= Extracted information =
※
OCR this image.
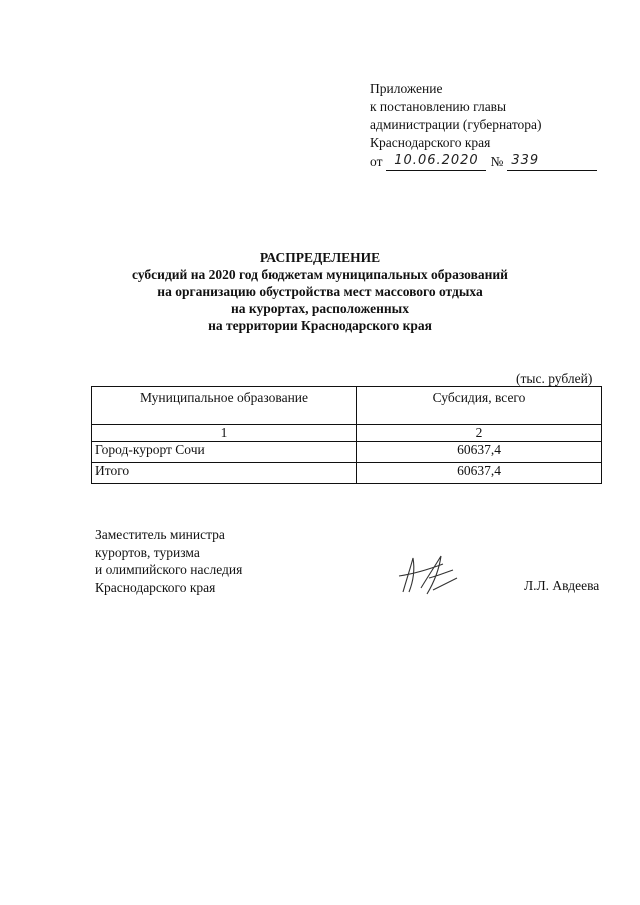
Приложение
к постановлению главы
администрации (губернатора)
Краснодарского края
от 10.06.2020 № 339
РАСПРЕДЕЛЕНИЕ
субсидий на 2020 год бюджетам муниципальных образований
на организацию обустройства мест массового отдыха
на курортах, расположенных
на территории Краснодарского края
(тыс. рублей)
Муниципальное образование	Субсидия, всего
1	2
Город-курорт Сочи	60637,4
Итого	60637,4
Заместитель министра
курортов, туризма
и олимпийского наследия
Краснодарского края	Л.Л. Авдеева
※
= Goal =
Give every line back word for word and leave the pictures out.

= Solved problem =
OCR this image.
Приложение
к постановлению главы
администрации (губернатора)
Краснодарского края
от 10.06.2020 № 339
РАСПРЕДЕЛЕНИЕ
субсидий на 2020 год бюджетам муниципальных образований
на организацию обустройства мест массового отдыха
на курортах, расположенных
на территории Краснодарского края
(тыс. рублей)
Муниципальное образование	Субсидия, всего
1	2
Город-курорт Сочи	60637,4
Итого	60637,4
Заместитель министра
курортов, туризма
и олимпийского наследия
Краснодарского края	Л.Л. Авдеева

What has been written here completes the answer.